Data excerpts start

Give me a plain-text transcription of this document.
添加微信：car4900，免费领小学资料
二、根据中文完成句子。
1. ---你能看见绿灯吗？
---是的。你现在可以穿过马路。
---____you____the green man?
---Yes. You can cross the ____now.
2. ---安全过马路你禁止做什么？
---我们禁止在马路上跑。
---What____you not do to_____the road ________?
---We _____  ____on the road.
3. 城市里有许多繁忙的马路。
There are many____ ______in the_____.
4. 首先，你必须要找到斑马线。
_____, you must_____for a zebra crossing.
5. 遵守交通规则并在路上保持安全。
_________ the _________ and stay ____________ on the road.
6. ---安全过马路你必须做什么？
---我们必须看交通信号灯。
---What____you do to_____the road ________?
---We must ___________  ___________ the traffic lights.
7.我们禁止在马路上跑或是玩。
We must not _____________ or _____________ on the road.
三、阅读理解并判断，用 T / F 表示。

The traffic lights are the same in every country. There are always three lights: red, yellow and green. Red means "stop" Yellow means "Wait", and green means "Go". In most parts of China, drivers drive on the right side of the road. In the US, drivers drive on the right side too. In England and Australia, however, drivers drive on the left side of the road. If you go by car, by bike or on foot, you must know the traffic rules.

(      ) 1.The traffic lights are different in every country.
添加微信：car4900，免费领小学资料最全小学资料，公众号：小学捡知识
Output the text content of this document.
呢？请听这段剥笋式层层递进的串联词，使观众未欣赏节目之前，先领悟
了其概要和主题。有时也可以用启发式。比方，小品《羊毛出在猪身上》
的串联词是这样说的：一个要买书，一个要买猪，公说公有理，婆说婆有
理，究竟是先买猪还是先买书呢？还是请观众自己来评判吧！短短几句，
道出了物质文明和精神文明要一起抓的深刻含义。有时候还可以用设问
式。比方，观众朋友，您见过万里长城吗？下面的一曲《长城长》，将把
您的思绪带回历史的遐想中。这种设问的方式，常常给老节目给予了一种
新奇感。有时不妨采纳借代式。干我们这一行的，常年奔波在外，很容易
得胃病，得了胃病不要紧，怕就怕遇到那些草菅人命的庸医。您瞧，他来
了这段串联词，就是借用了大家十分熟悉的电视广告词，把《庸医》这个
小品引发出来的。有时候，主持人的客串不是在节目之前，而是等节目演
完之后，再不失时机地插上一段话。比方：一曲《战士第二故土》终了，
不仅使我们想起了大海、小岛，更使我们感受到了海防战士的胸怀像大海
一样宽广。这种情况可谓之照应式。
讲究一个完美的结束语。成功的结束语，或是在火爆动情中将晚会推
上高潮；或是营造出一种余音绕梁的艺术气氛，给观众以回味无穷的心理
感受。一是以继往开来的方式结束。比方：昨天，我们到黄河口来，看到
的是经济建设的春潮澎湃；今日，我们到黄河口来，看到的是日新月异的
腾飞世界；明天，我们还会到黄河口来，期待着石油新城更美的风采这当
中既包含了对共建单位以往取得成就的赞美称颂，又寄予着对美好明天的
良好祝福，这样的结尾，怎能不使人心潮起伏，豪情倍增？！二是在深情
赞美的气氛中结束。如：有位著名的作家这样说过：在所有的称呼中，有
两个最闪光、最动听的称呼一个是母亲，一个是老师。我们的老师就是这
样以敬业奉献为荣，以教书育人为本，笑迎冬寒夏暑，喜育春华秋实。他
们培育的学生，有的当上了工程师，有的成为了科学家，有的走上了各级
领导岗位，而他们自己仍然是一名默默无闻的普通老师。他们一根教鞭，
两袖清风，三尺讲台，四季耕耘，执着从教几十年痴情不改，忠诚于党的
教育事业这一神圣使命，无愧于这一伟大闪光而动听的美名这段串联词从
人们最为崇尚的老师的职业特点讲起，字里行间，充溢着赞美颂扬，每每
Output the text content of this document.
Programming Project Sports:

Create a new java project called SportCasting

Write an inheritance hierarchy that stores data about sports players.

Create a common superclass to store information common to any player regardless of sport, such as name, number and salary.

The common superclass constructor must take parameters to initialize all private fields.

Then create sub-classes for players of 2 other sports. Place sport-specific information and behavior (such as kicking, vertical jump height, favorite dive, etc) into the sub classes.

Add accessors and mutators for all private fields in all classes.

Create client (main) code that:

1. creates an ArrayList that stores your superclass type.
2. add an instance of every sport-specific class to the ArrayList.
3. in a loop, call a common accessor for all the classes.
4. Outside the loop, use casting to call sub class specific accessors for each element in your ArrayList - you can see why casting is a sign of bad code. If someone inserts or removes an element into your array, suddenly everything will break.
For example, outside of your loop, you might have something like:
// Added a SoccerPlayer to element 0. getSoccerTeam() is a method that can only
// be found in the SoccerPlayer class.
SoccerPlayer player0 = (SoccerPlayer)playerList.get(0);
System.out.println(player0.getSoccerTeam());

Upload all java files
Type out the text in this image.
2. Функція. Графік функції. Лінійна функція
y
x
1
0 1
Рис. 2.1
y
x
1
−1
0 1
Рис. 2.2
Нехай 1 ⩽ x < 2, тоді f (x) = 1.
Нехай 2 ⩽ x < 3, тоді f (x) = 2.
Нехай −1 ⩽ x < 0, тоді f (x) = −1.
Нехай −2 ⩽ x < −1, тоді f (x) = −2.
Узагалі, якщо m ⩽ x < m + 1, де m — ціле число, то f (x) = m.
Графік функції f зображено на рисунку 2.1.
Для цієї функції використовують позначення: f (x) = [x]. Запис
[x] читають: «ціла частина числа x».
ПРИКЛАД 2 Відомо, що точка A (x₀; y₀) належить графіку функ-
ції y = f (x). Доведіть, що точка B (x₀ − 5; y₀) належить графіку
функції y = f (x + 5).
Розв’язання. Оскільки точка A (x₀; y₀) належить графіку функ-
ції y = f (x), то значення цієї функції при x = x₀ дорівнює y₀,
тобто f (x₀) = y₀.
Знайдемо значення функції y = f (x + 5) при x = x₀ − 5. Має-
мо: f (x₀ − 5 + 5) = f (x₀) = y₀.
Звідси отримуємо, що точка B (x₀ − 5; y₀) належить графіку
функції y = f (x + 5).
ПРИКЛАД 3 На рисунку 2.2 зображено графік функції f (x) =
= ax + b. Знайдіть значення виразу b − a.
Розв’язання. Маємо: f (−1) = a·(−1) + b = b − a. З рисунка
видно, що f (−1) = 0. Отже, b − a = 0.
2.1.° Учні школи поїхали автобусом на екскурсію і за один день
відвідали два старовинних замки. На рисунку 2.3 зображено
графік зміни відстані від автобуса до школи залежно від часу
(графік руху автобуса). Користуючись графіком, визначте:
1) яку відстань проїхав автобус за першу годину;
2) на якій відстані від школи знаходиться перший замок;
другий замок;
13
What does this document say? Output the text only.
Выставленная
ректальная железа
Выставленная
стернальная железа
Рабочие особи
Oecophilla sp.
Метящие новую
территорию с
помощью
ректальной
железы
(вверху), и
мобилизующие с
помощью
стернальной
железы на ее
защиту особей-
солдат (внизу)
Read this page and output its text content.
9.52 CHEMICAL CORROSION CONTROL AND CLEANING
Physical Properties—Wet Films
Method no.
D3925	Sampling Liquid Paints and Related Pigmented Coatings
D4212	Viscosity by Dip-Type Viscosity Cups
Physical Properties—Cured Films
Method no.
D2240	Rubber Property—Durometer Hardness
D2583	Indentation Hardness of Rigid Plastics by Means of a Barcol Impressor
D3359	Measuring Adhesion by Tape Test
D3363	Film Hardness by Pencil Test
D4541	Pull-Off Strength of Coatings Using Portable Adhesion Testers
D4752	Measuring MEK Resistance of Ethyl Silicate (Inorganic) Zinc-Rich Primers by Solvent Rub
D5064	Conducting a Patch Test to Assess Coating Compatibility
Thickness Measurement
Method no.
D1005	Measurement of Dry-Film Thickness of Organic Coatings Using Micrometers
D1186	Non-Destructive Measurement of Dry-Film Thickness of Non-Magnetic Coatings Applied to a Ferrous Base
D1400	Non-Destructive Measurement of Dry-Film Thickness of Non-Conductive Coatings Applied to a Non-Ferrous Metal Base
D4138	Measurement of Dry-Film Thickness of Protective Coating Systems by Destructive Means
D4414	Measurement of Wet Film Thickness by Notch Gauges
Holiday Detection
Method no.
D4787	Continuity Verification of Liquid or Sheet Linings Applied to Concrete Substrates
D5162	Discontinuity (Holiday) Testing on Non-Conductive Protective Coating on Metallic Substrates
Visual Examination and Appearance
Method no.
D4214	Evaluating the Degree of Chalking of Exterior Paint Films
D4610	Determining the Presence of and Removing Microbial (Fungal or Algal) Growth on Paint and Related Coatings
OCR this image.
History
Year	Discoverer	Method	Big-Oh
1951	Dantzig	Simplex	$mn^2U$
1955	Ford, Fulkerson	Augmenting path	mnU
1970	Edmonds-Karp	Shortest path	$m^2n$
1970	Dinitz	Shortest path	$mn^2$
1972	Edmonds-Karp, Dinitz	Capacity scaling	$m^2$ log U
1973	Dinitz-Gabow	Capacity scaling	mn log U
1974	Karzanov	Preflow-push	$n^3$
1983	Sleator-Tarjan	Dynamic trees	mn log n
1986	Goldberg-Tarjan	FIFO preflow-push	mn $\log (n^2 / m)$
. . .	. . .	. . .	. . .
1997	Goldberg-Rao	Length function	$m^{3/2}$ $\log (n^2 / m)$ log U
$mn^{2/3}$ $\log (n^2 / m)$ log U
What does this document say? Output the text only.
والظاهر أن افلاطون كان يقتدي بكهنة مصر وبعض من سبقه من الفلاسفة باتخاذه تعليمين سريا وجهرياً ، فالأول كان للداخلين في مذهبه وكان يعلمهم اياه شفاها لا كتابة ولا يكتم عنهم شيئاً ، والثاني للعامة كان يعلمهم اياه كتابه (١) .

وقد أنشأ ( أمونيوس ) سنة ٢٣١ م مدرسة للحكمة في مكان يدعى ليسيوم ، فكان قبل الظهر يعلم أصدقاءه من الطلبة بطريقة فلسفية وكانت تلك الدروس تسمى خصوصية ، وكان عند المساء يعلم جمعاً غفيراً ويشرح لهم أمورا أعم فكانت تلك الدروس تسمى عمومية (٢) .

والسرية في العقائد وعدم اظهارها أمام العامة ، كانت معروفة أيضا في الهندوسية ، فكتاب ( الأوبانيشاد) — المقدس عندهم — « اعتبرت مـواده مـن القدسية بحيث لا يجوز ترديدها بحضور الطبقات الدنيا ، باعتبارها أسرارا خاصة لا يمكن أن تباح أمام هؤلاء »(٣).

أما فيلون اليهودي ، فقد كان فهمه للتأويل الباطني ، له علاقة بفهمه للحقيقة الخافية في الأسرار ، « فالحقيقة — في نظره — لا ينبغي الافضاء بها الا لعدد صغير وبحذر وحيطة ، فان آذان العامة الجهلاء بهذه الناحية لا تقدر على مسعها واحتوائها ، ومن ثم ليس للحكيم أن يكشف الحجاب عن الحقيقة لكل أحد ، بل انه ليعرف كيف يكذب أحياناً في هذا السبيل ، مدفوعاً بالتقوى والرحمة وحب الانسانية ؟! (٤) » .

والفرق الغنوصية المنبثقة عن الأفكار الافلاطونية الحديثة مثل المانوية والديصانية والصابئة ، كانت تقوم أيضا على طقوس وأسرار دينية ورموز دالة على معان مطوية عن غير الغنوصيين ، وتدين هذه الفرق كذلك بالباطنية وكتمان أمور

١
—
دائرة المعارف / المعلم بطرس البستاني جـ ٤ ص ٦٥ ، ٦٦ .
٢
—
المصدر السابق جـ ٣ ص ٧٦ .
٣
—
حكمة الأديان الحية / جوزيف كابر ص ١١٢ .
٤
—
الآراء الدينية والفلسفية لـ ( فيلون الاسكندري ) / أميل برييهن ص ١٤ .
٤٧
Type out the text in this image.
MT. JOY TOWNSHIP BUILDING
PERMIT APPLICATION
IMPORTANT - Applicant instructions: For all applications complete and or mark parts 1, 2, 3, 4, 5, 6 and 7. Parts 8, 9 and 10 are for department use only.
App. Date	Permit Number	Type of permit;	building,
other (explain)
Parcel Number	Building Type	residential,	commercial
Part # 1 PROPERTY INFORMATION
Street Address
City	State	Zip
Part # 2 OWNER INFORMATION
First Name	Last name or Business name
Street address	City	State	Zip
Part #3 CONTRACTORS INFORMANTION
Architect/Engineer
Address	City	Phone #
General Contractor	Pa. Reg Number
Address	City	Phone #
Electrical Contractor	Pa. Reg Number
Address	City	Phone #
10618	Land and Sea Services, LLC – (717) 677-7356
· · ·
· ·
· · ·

Data excerpts end

# Stated exercise:
Collect every line with the string "Properties" from the records, and copy each.

# Response for this exercise:
Physical Properties—Wet Films
Physical Properties—Cured Films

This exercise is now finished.